╭─ EXERCISE INPUT

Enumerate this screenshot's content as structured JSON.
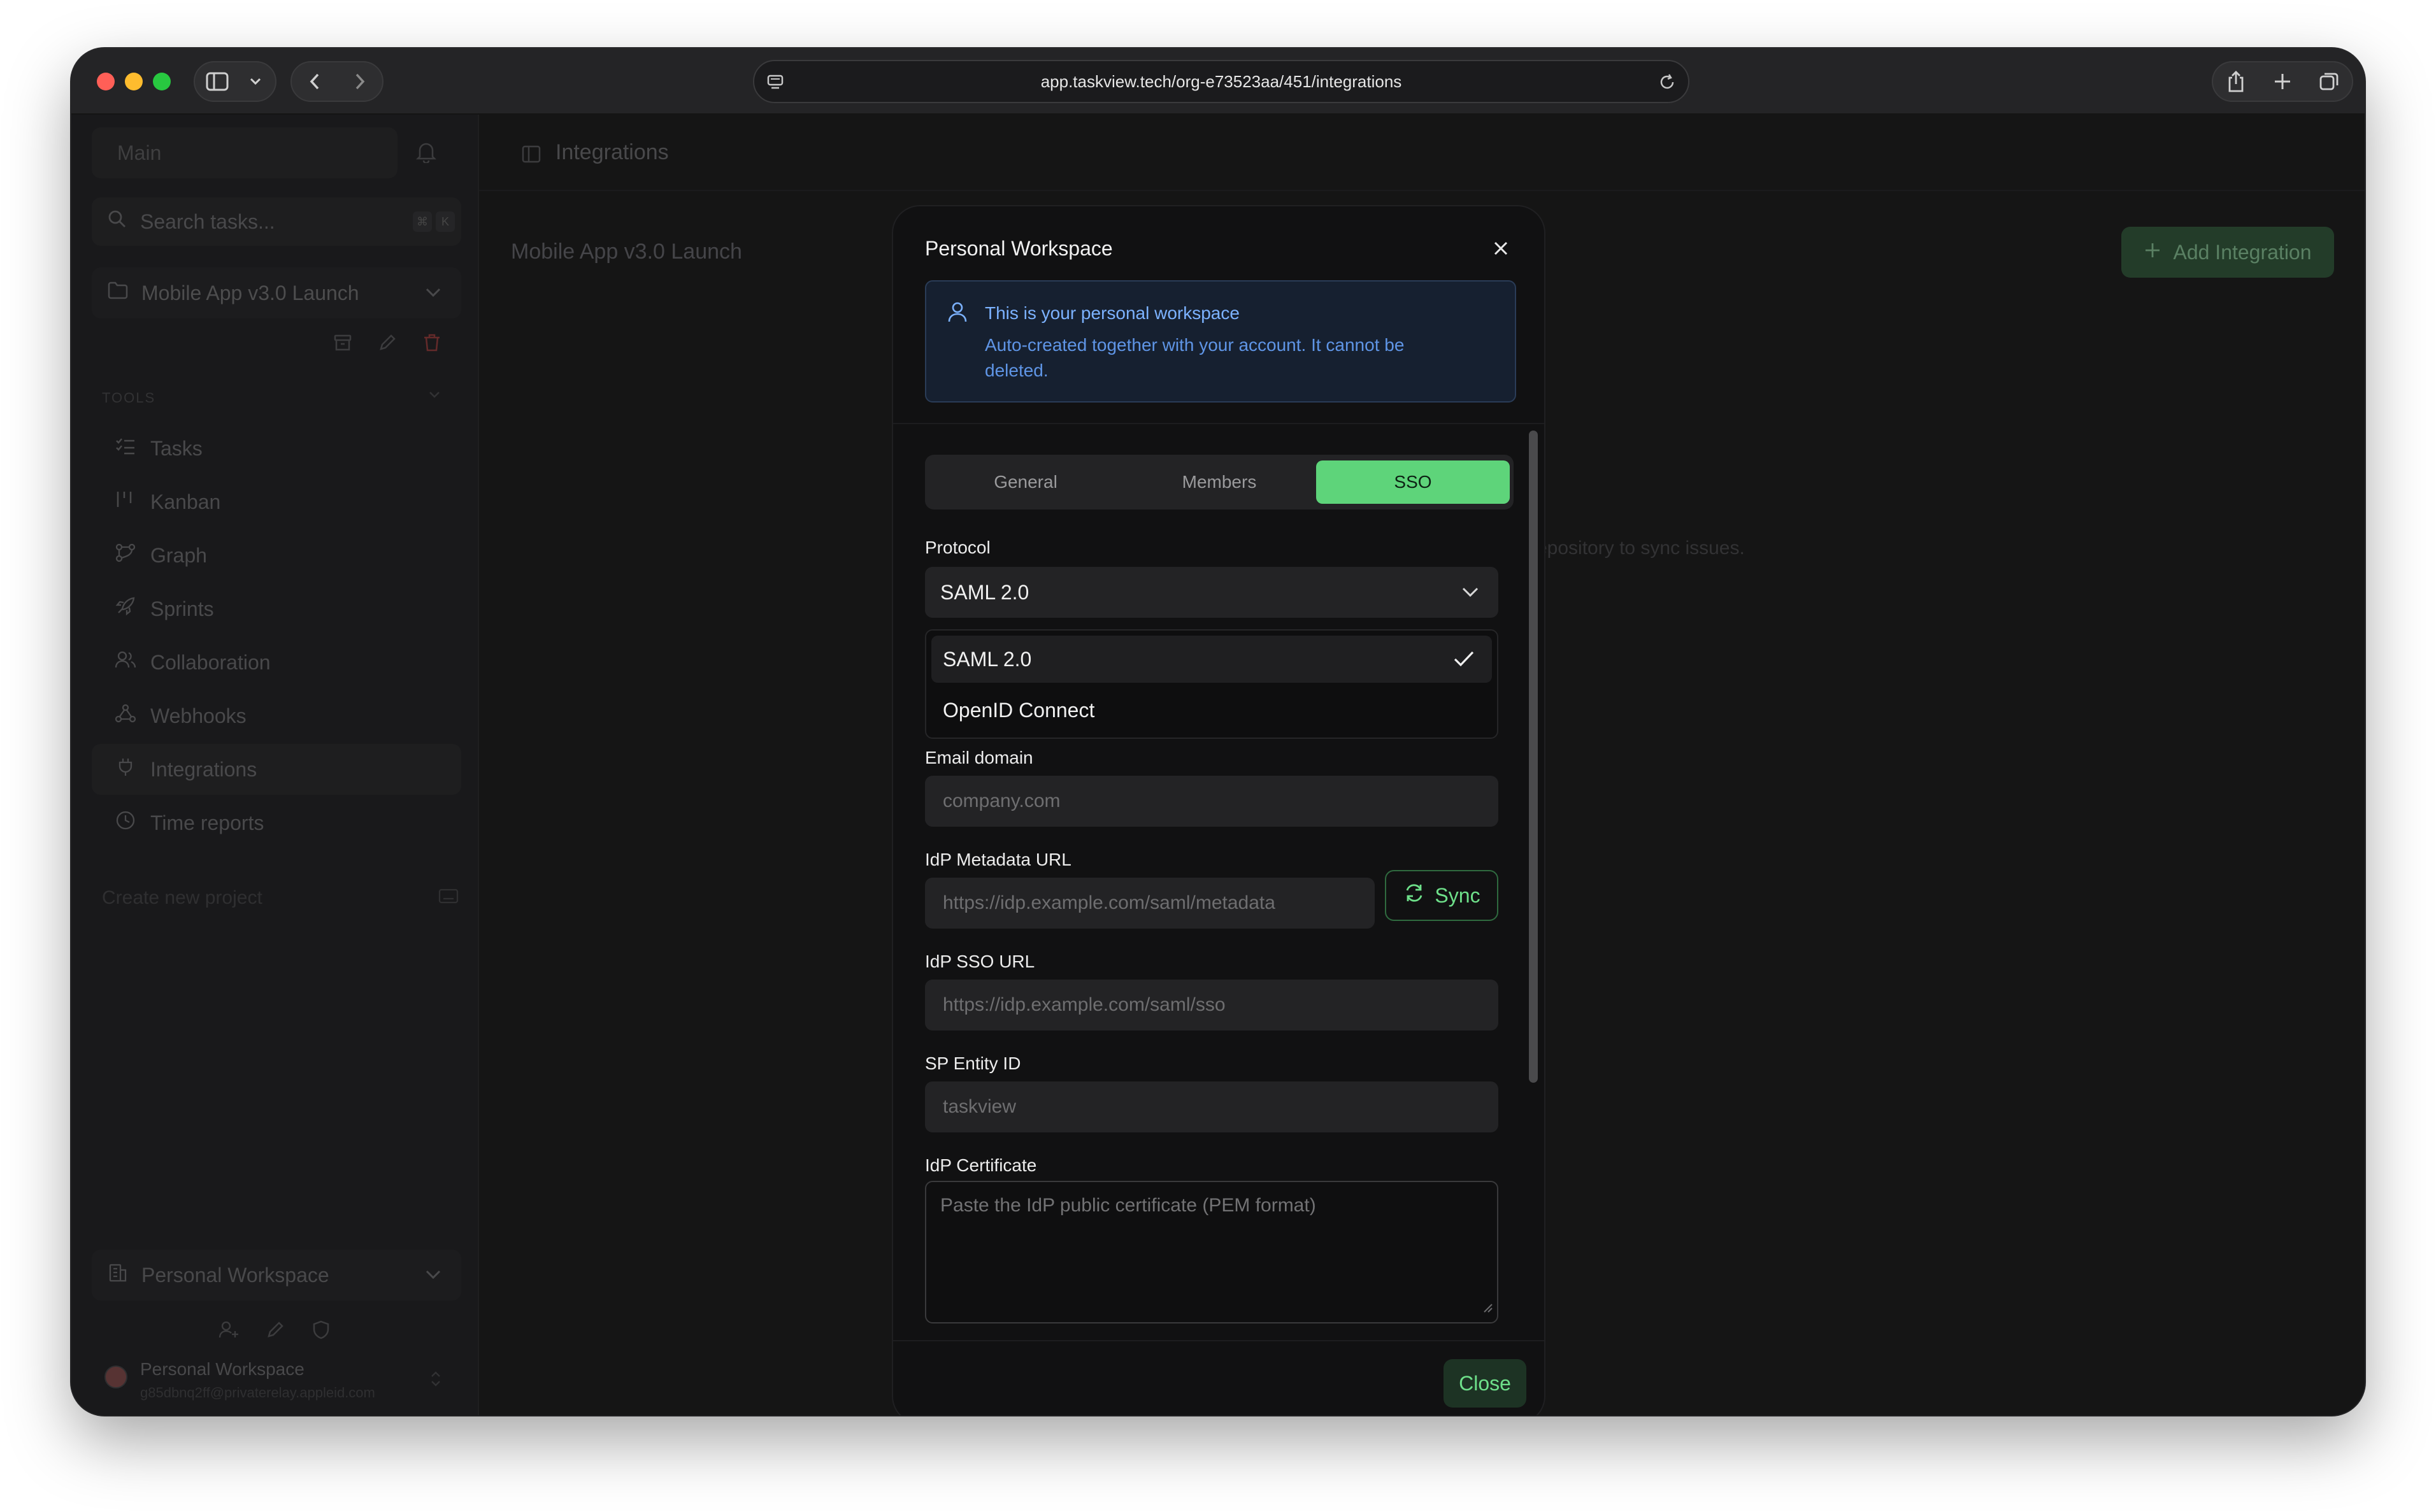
{
  "browser": {
    "url": "app.taskview.tech/org-e73523aa/451/integrations"
  },
  "sidebar": {
    "main_label": "Main",
    "search_placeholder": "Search tasks...",
    "shortcut_keys": [
      "⌘",
      "K"
    ],
    "project_selector": "Mobile App v3.0 Launch",
    "tools_label": "TOOLS",
    "nav_items": [
      {
        "label": "Tasks",
        "icon": "list-check-icon"
      },
      {
        "label": "Kanban",
        "icon": "kanban-icon"
      },
      {
        "label": "Graph",
        "icon": "graph-icon"
      },
      {
        "label": "Sprints",
        "icon": "rocket-icon"
      },
      {
        "label": "Collaboration",
        "icon": "users-icon"
      },
      {
        "label": "Webhooks",
        "icon": "webhook-icon"
      },
      {
        "label": "Integrations",
        "icon": "plug-icon",
        "active": true
      },
      {
        "label": "Time reports",
        "icon": "clock-icon"
      }
    ],
    "create_project": "Create new project",
    "workspace_selector": "Personal Workspace",
    "user": {
      "name": "Personal Workspace",
      "email": "g85dbnq2ff@privaterelay.appleid.com"
    }
  },
  "page": {
    "header_title": "Integrations",
    "project_title": "Mobile App v3.0 Launch",
    "add_integration_label": "Add Integration",
    "empty_hint_partial": "epository to sync issues."
  },
  "modal": {
    "title": "Personal Workspace",
    "info": {
      "heading": "This is your personal workspace",
      "body": "Auto-created together with your account. It cannot be deleted."
    },
    "tabs": [
      {
        "label": "General",
        "active": false
      },
      {
        "label": "Members",
        "active": false
      },
      {
        "label": "SSO",
        "active": true
      }
    ],
    "protocol": {
      "label": "Protocol",
      "selected": "SAML 2.0",
      "options": [
        "SAML 2.0",
        "OpenID Connect"
      ]
    },
    "email_domain": {
      "label": "Email domain",
      "placeholder": "company.com"
    },
    "idp_metadata_url": {
      "label": "IdP Metadata URL",
      "placeholder": "https://idp.example.com/saml/metadata",
      "sync_label": "Sync"
    },
    "idp_sso_url": {
      "label": "IdP SSO URL",
      "placeholder": "https://idp.example.com/saml/sso"
    },
    "sp_entity_id": {
      "label": "SP Entity ID",
      "placeholder": "taskview"
    },
    "idp_certificate": {
      "label": "IdP Certificate",
      "placeholder": "Paste the IdP public certificate (PEM format)"
    },
    "close_label": "Close"
  },
  "colors": {
    "accent_green": "#5ed47a",
    "info_blue": "#7cb2ff",
    "danger_red": "#b23b3b"
  }
}
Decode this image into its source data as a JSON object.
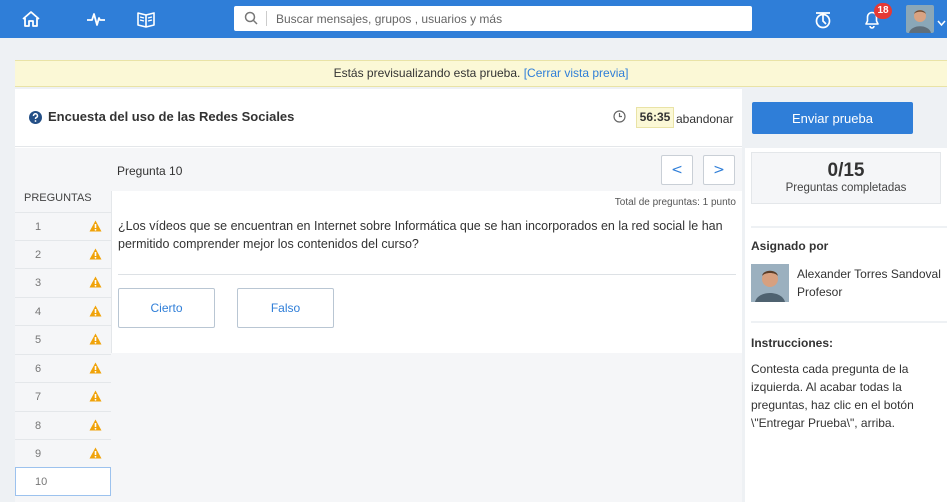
{
  "topbar": {
    "search_placeholder": "Buscar mensajes, grupos , usuarios y más",
    "notifications_count": "18",
    "colors": {
      "bar": "#2f7ed8",
      "badge": "#e53935"
    }
  },
  "banner": {
    "text": "Estás previsualizando esta prueba. ",
    "link": "[Cerrar vista previa]"
  },
  "quiz": {
    "title": "Encuesta del uso de las Redes Sociales",
    "timer": "56:35",
    "abandon_label": "abandonar"
  },
  "questions_panel": {
    "header": "PREGUNTAS",
    "items": [
      {
        "label": "1",
        "warning": true
      },
      {
        "label": "2",
        "warning": true
      },
      {
        "label": "3",
        "warning": true
      },
      {
        "label": "4",
        "warning": true
      },
      {
        "label": "5",
        "warning": true
      },
      {
        "label": "6",
        "warning": true
      },
      {
        "label": "7",
        "warning": true
      },
      {
        "label": "8",
        "warning": true
      },
      {
        "label": "9",
        "warning": true
      },
      {
        "label": "10",
        "warning": false
      }
    ]
  },
  "question": {
    "number_label": "Pregunta 10",
    "prev_label": "<",
    "next_label": ">",
    "total_label": "Total de preguntas: 1 punto",
    "text": "¿Los vídeos que se encuentran en Internet sobre Informática que se han incorporados en la red social le han permitido comprender mejor los contenidos del curso?",
    "answers": [
      "Cierto",
      "Falso"
    ]
  },
  "sidebar": {
    "send_label": "Enviar prueba",
    "progress": "0/15",
    "progress_label": "Preguntas completadas",
    "assigned_head": "Asignado por",
    "author_name": "Alexander Torres Sandoval",
    "author_role": "Profesor",
    "instructions_head": "Instrucciones:",
    "instructions": "Contesta cada pregunta de la izquierda. Al acabar todas la preguntas, haz clic en el botón \\\"Entregar Prueba\\\", arriba."
  }
}
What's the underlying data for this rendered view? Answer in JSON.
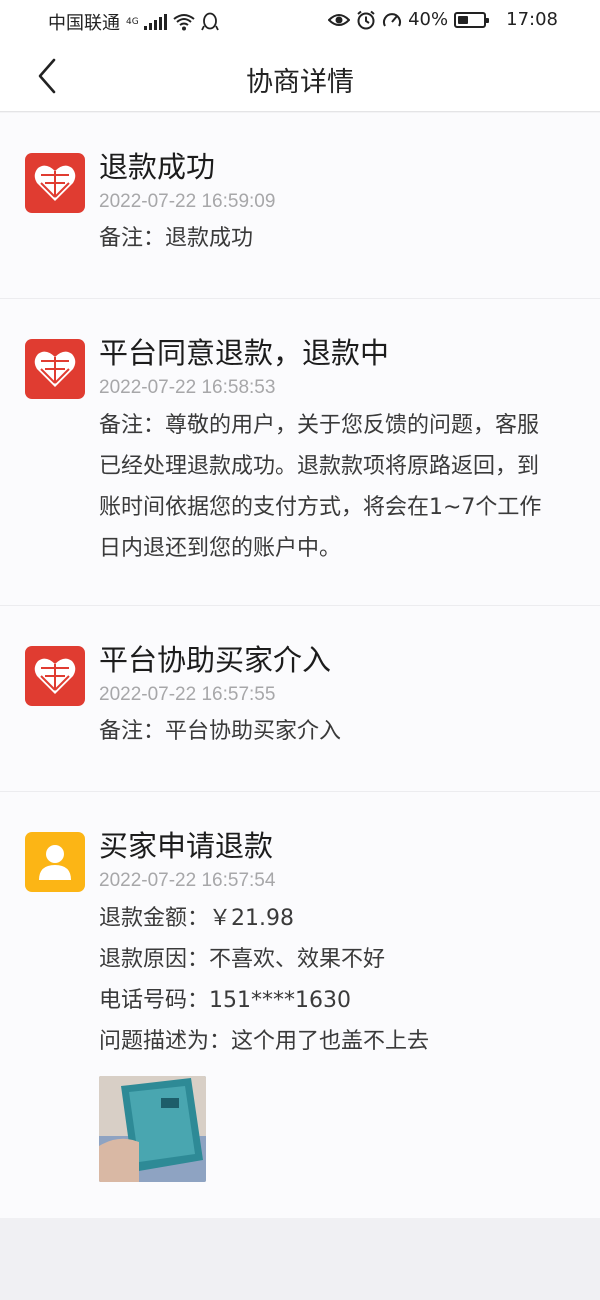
{
  "status_bar": {
    "carrier": "中国联通",
    "network": "4G",
    "battery": "40%",
    "battery_level": 0.4,
    "time": "17:08",
    "icons": [
      "signal-icon",
      "wifi-icon",
      "qq-icon",
      "eye-icon",
      "alarm-icon",
      "speedometer-icon",
      "battery-icon"
    ]
  },
  "header": {
    "title": "协商详情",
    "back_icon": "chevron-left-icon"
  },
  "entries": [
    {
      "avatar": "pinduoduo-logo",
      "title": "退款成功",
      "time": "2022-07-22 16:59:09",
      "note": "备注：退款成功"
    },
    {
      "avatar": "pinduoduo-logo",
      "title": "平台同意退款，退款中",
      "time": "2022-07-22 16:58:53",
      "note_lines": [
        "备注：尊敬的用户，关于您反馈的问题，客服",
        "已经处理退款成功。退款款项将原路返回，到",
        "账时间依据您的支付方式，将会在1~7个工作",
        "日内退还到您的账户中。"
      ]
    },
    {
      "avatar": "pinduoduo-logo",
      "title": "平台协助买家介入",
      "time": "2022-07-22 16:57:55",
      "note": "备注：平台协助买家介入"
    },
    {
      "avatar": "user-icon",
      "title": "买家申请退款",
      "time": "2022-07-22 16:57:54",
      "details": [
        "退款金额：￥21.98",
        "退款原因：不喜欢、效果不好",
        "电话号码：151****1630",
        "问题描述为：这个用了也盖不上去"
      ],
      "attachment": "photo-thumbnail"
    }
  ],
  "colors": {
    "pdd_red": "#e03c31",
    "user_yellow": "#fcb515",
    "time_gray": "#a7a7a9"
  }
}
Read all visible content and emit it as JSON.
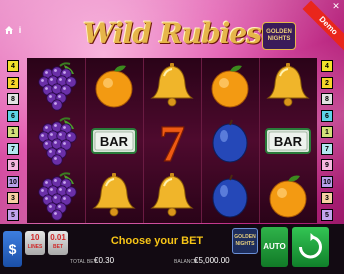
{
  "header": {
    "title": "Wild Rubies",
    "badge_line1": "GOLDEN",
    "badge_line2": "NIGHTS",
    "demo_label": "Demo"
  },
  "paylines_left": [
    "4",
    "2",
    "8",
    "6",
    "1",
    "7",
    "9",
    "10",
    "3",
    "5"
  ],
  "paylines_right": [
    "4",
    "2",
    "8",
    "6",
    "1",
    "7",
    "9",
    "10",
    "3",
    "5"
  ],
  "payline_colors": [
    "#f2e12c",
    "#f6d52a",
    "#e2e2e2",
    "#5ed4e8",
    "#d3e07a",
    "#b3e6f0",
    "#f5b7df",
    "#b7a1e8",
    "#f6d0a2",
    "#c2a4ec"
  ],
  "reels": [
    [
      "grapes",
      "grapes",
      "grapes"
    ],
    [
      "orange",
      "bar",
      "bell"
    ],
    [
      "bell",
      "seven",
      "bell"
    ],
    [
      "orange",
      "plum",
      "plum"
    ],
    [
      "bell",
      "bar",
      "orange"
    ]
  ],
  "symbols": {
    "bar_label": "BAR",
    "seven_label": "7"
  },
  "bottom": {
    "currency_icon": "$",
    "lines_value": "10",
    "lines_label": "LINES",
    "bet_value": "0.01",
    "bet_label": "BET",
    "choose_text": "Choose your BET",
    "total_bet_label": "TOTAL BET",
    "total_bet_value": "€0.30",
    "balance_label": "BALANCE",
    "balance_value": "€5,000.00",
    "gn_line1": "GOLDEN",
    "gn_line2": "NIGHTS",
    "auto_label": "AUTO"
  },
  "colors": {
    "accent_gold": "#e6b64a",
    "choose_text": "#f7c516",
    "spin_green": "#2fb34a",
    "demo_red": "#e9261c"
  }
}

╰─

REQUIREMENTS:
Without including any picture, repeat the data exactly.

THE OUTPUT:
Enumerate this screenshot's content as structured JSON.
{
  "browser": {
    "url": "app.taskview.tech/org-e73523aa/451/integrations"
  },
  "sidebar": {
    "main_label": "Main",
    "search_placeholder": "Search tasks...",
    "shortcut_keys": [
      "⌘",
      "K"
    ],
    "project_selector": "Mobile App v3.0 Launch",
    "tools_label": "TOOLS",
    "nav_items": [
      {
        "label": "Tasks",
        "icon": "list-check-icon"
      },
      {
        "label": "Kanban",
        "icon": "kanban-icon"
      },
      {
        "label": "Graph",
        "icon": "graph-icon"
      },
      {
        "label": "Sprints",
        "icon": "rocket-icon"
      },
      {
        "label": "Collaboration",
        "icon": "users-icon"
      },
      {
        "label": "Webhooks",
        "icon": "webhook-icon"
      },
      {
        "label": "Integrations",
        "icon": "plug-icon",
        "active": true
      },
      {
        "label": "Time reports",
        "icon": "clock-icon"
      }
    ],
    "create_project": "Create new project",
    "workspace_selector": "Personal Workspace",
    "user": {
      "name": "Personal Workspace",
      "email": "g85dbnq2ff@privaterelay.appleid.com"
    }
  },
  "page": {
    "header_title": "Integrations",
    "project_title": "Mobile App v3.0 Launch",
    "add_integration_label": "Add Integration",
    "empty_hint_partial": "epository to sync issues."
  },
  "modal": {
    "title": "Personal Workspace",
    "info": {
      "heading": "This is your personal workspace",
      "body": "Auto-created together with your account. It cannot be deleted."
    },
    "tabs": [
      {
        "label": "General",
        "active": false
      },
      {
        "label": "Members",
        "active": false
      },
      {
        "label": "SSO",
        "active": true
      }
    ],
    "protocol": {
      "label": "Protocol",
      "selected": "SAML 2.0",
      "options": [
        "SAML 2.0",
        "OpenID Connect"
      ]
    },
    "email_domain": {
      "label": "Email domain",
      "placeholder": "company.com"
    },
    "idp_metadata_url": {
      "label": "IdP Metadata URL",
      "placeholder": "https://idp.example.com/saml/metadata",
      "sync_label": "Sync"
    },
    "idp_sso_url": {
      "label": "IdP SSO URL",
      "placeholder": "https://idp.example.com/saml/sso"
    },
    "sp_entity_id": {
      "label": "SP Entity ID",
      "placeholder": "taskview"
    },
    "idp_certificate": {
      "label": "IdP Certificate",
      "placeholder": "Paste the IdP public certificate (PEM format)"
    },
    "close_label": "Close"
  },
  "colors": {
    "accent_green": "#5ed47a",
    "info_blue": "#7cb2ff",
    "danger_red": "#b23b3b"
  }
}
Decode this image into its source data as a JSON object.
{
  "topbar": {
    "search_placeholder": "Buscar mensajes, grupos , usuarios y más",
    "notifications_count": "18",
    "colors": {
      "bar": "#2f7ed8",
      "badge": "#e53935"
    }
  },
  "banner": {
    "text": "Estás previsualizando esta prueba. ",
    "link": "[Cerrar vista previa]"
  },
  "quiz": {
    "title": "Encuesta del uso de las Redes Sociales",
    "timer": "56:35",
    "abandon_label": "abandonar"
  },
  "questions_panel": {
    "header": "PREGUNTAS",
    "items": [
      {
        "label": "1",
        "warning": true
      },
      {
        "label": "2",
        "warning": true
      },
      {
        "label": "3",
        "warning": true
      },
      {
        "label": "4",
        "warning": true
      },
      {
        "label": "5",
        "warning": true
      },
      {
        "label": "6",
        "warning": true
      },
      {
        "label": "7",
        "warning": true
      },
      {
        "label": "8",
        "warning": true
      },
      {
        "label": "9",
        "warning": true
      },
      {
        "label": "10",
        "warning": false
      }
    ]
  },
  "question": {
    "number_label": "Pregunta 10",
    "prev_label": "<",
    "next_label": ">",
    "total_label": "Total de preguntas: 1 punto",
    "text": "¿Los vídeos que se encuentran en Internet sobre Informática que se han incorporados en la red social le han permitido comprender mejor los contenidos del curso?",
    "answers": [
      "Cierto",
      "Falso"
    ]
  },
  "sidebar": {
    "send_label": "Enviar prueba",
    "progress": "0/15",
    "progress_label": "Preguntas completadas",
    "assigned_head": "Asignado por",
    "author_name": "Alexander Torres Sandoval",
    "author_role": "Profesor",
    "instructions_head": "Instrucciones:",
    "instructions": "Contesta cada pregunta de la izquierda. Al acabar todas la preguntas, haz clic en el botón \\\"Entregar Prueba\\\", arriba."
  }
}
What's the underlying data for this rendered view? Answer in JSON.
{
  "status_bar": {
    "carrier": "中国联通",
    "network": "4G",
    "battery": "40%",
    "battery_level": 0.4,
    "time": "17:08",
    "icons": [
      "signal-icon",
      "wifi-icon",
      "qq-icon",
      "eye-icon",
      "alarm-icon",
      "speedometer-icon",
      "battery-icon"
    ]
  },
  "header": {
    "title": "协商详情",
    "back_icon": "chevron-left-icon"
  },
  "entries": [
    {
      "avatar": "pinduoduo-logo",
      "title": "退款成功",
      "time": "2022-07-22 16:59:09",
      "note": "备注：退款成功"
    },
    {
      "avatar": "pinduoduo-logo",
      "title": "平台同意退款，退款中",
      "time": "2022-07-22 16:58:53",
      "note_lines": [
        "备注：尊敬的用户，关于您反馈的问题，客服",
        "已经处理退款成功。退款款项将原路返回，到",
        "账时间依据您的支付方式，将会在1~7个工作",
        "日内退还到您的账户中。"
      ]
    },
    {
      "avatar": "pinduoduo-logo",
      "title": "平台协助买家介入",
      "time": "2022-07-22 16:57:55",
      "note": "备注：平台协助买家介入"
    },
    {
      "avatar": "user-icon",
      "title": "买家申请退款",
      "time": "2022-07-22 16:57:54",
      "details": [
        "退款金额：￥21.98",
        "退款原因：不喜欢、效果不好",
        "电话号码：151****1630",
        "问题描述为：这个用了也盖不上去"
      ],
      "attachment": "photo-thumbnail"
    }
  ],
  "colors": {
    "pdd_red": "#e03c31",
    "user_yellow": "#fcb515",
    "time_gray": "#a7a7a9"
  }
}
Read all visible content and emit it as JSON.
{
  "header": {
    "title": "Wild Rubies",
    "badge_line1": "GOLDEN",
    "badge_line2": "NIGHTS",
    "demo_label": "Demo"
  },
  "paylines_left": [
    "4",
    "2",
    "8",
    "6",
    "1",
    "7",
    "9",
    "10",
    "3",
    "5"
  ],
  "paylines_right": [
    "4",
    "2",
    "8",
    "6",
    "1",
    "7",
    "9",
    "10",
    "3",
    "5"
  ],
  "payline_colors": [
    "#f2e12c",
    "#f6d52a",
    "#e2e2e2",
    "#5ed4e8",
    "#d3e07a",
    "#b3e6f0",
    "#f5b7df",
    "#b7a1e8",
    "#f6d0a2",
    "#c2a4ec"
  ],
  "reels": [
    [
      "grapes",
      "grapes",
      "grapes"
    ],
    [
      "orange",
      "bar",
      "bell"
    ],
    [
      "bell",
      "seven",
      "bell"
    ],
    [
      "orange",
      "plum",
      "plum"
    ],
    [
      "bell",
      "bar",
      "orange"
    ]
  ],
  "symbols": {
    "bar_label": "BAR",
    "seven_label": "7"
  },
  "bottom": {
    "currency_icon": "$",
    "lines_value": "10",
    "lines_label": "LINES",
    "bet_value": "0.01",
    "bet_label": "BET",
    "choose_text": "Choose your BET",
    "total_bet_label": "TOTAL BET",
    "total_bet_value": "€0.30",
    "balance_label": "BALANCE",
    "balance_value": "€5,000.00",
    "gn_line1": "GOLDEN",
    "gn_line2": "NIGHTS",
    "auto_label": "AUTO"
  },
  "colors": {
    "accent_gold": "#e6b64a",
    "choose_text": "#f7c516",
    "spin_green": "#2fb34a",
    "demo_red": "#e9261c"
  }
}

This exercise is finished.